» PROMPT: Copy the full set of lines exactly as given.

» RECORDS FOR THIS EXERCISE:
────────

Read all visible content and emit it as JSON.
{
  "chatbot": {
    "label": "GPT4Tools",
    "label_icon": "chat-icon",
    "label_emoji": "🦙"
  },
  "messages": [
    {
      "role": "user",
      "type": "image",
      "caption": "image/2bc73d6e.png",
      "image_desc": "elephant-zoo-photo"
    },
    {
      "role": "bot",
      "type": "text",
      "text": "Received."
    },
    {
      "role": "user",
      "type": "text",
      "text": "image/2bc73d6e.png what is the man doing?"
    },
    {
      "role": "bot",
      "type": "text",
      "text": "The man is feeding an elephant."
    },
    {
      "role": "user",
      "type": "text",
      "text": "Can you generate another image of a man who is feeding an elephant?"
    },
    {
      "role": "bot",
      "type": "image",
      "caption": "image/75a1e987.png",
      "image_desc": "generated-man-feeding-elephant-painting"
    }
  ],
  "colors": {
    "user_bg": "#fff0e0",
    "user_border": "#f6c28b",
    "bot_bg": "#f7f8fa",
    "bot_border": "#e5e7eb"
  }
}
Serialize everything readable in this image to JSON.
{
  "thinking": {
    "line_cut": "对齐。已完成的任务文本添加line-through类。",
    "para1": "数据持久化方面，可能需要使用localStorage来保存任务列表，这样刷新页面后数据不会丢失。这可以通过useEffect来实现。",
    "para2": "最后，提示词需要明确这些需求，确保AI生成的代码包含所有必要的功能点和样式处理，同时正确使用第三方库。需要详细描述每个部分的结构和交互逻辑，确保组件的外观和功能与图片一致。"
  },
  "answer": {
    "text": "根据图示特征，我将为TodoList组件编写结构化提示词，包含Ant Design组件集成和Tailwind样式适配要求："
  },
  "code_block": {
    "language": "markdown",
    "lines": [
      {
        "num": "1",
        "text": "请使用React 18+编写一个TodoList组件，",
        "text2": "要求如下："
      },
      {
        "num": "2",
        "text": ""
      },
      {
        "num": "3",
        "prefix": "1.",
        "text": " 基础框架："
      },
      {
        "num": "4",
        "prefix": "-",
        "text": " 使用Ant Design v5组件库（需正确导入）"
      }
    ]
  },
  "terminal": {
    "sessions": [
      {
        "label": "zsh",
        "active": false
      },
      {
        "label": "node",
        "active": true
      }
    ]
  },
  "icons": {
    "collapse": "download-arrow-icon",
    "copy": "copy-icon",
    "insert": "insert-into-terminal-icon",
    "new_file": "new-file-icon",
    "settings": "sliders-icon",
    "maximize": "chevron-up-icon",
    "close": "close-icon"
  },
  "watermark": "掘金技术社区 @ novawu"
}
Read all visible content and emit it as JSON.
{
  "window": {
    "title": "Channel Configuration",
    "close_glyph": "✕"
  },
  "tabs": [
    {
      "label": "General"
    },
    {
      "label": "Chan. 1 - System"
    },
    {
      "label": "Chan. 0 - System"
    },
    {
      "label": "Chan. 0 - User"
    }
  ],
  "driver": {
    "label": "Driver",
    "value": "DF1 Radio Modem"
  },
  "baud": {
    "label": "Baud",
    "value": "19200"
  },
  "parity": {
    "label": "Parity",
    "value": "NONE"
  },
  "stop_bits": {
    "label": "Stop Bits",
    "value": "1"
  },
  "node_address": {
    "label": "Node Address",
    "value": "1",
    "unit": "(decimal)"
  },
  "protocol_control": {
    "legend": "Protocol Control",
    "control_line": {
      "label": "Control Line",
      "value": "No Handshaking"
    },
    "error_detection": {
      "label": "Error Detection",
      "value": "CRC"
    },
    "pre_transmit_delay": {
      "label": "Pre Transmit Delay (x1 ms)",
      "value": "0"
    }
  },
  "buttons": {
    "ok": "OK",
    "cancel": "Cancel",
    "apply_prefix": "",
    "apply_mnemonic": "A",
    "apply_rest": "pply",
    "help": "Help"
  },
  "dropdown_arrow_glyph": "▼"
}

────────

» EXPECTED ANSWER:
Read all visible content and emit it as JSON.
{
  "chatbot": {
    "label": "GPT4Tools",
    "label_icon": "chat-icon",
    "label_emoji": "🦙"
  },
  "messages": [
    {
      "role": "user",
      "type": "image",
      "caption": "image/2bc73d6e.png",
      "image_desc": "elephant-zoo-photo"
    },
    {
      "role": "bot",
      "type": "text",
      "text": "Received."
    },
    {
      "role": "user",
      "type": "text",
      "text": "image/2bc73d6e.png what is the man doing?"
    },
    {
      "role": "bot",
      "type": "text",
      "text": "The man is feeding an elephant."
    },
    {
      "role": "user",
      "type": "text",
      "text": "Can you generate another image of a man who is feeding an elephant?"
    },
    {
      "role": "bot",
      "type": "image",
      "caption": "image/75a1e987.png",
      "image_desc": "generated-man-feeding-elephant-painting"
    }
  ],
  "colors": {
    "user_bg": "#fff0e0",
    "user_border": "#f6c28b",
    "bot_bg": "#f7f8fa",
    "bot_border": "#e5e7eb"
  }
}
Serialize everything readable in this image to JSON.
{
  "thinking": {
    "line_cut": "对齐。已完成的任务文本添加line-through类。",
    "para1": "数据持久化方面，可能需要使用localStorage来保存任务列表，这样刷新页面后数据不会丢失。这可以通过useEffect来实现。",
    "para2": "最后，提示词需要明确这些需求，确保AI生成的代码包含所有必要的功能点和样式处理，同时正确使用第三方库。需要详细描述每个部分的结构和交互逻辑，确保组件的外观和功能与图片一致。"
  },
  "answer": {
    "text": "根据图示特征，我将为TodoList组件编写结构化提示词，包含Ant Design组件集成和Tailwind样式适配要求："
  },
  "code_block": {
    "language": "markdown",
    "lines": [
      {
        "num": "1",
        "text": "请使用React 18+编写一个TodoList组件，",
        "text2": "要求如下："
      },
      {
        "num": "2",
        "text": ""
      },
      {
        "num": "3",
        "prefix": "1.",
        "text": " 基础框架："
      },
      {
        "num": "4",
        "prefix": "-",
        "text": " 使用Ant Design v5组件库（需正确导入）"
      }
    ]
  },
  "terminal": {
    "sessions": [
      {
        "label": "zsh",
        "active": false
      },
      {
        "label": "node",
        "active": true
      }
    ]
  },
  "icons": {
    "collapse": "download-arrow-icon",
    "copy": "copy-icon",
    "insert": "insert-into-terminal-icon",
    "new_file": "new-file-icon",
    "settings": "sliders-icon",
    "maximize": "chevron-up-icon",
    "close": "close-icon"
  },
  "watermark": "掘金技术社区 @ novawu"
}
Read all visible content and emit it as JSON.
{
  "window": {
    "title": "Channel Configuration",
    "close_glyph": "✕"
  },
  "tabs": [
    {
      "label": "General"
    },
    {
      "label": "Chan. 1 - System"
    },
    {
      "label": "Chan. 0 - System"
    },
    {
      "label": "Chan. 0 - User"
    }
  ],
  "driver": {
    "label": "Driver",
    "value": "DF1 Radio Modem"
  },
  "baud": {
    "label": "Baud",
    "value": "19200"
  },
  "parity": {
    "label": "Parity",
    "value": "NONE"
  },
  "stop_bits": {
    "label": "Stop Bits",
    "value": "1"
  },
  "node_address": {
    "label": "Node Address",
    "value": "1",
    "unit": "(decimal)"
  },
  "protocol_control": {
    "legend": "Protocol Control",
    "control_line": {
      "label": "Control Line",
      "value": "No Handshaking"
    },
    "error_detection": {
      "label": "Error Detection",
      "value": "CRC"
    },
    "pre_transmit_delay": {
      "label": "Pre Transmit Delay (x1 ms)",
      "value": "0"
    }
  },
  "buttons": {
    "ok": "OK",
    "cancel": "Cancel",
    "apply_prefix": "",
    "apply_mnemonic": "A",
    "apply_rest": "pply",
    "help": "Help"
  },
  "dropdown_arrow_glyph": "▼"
}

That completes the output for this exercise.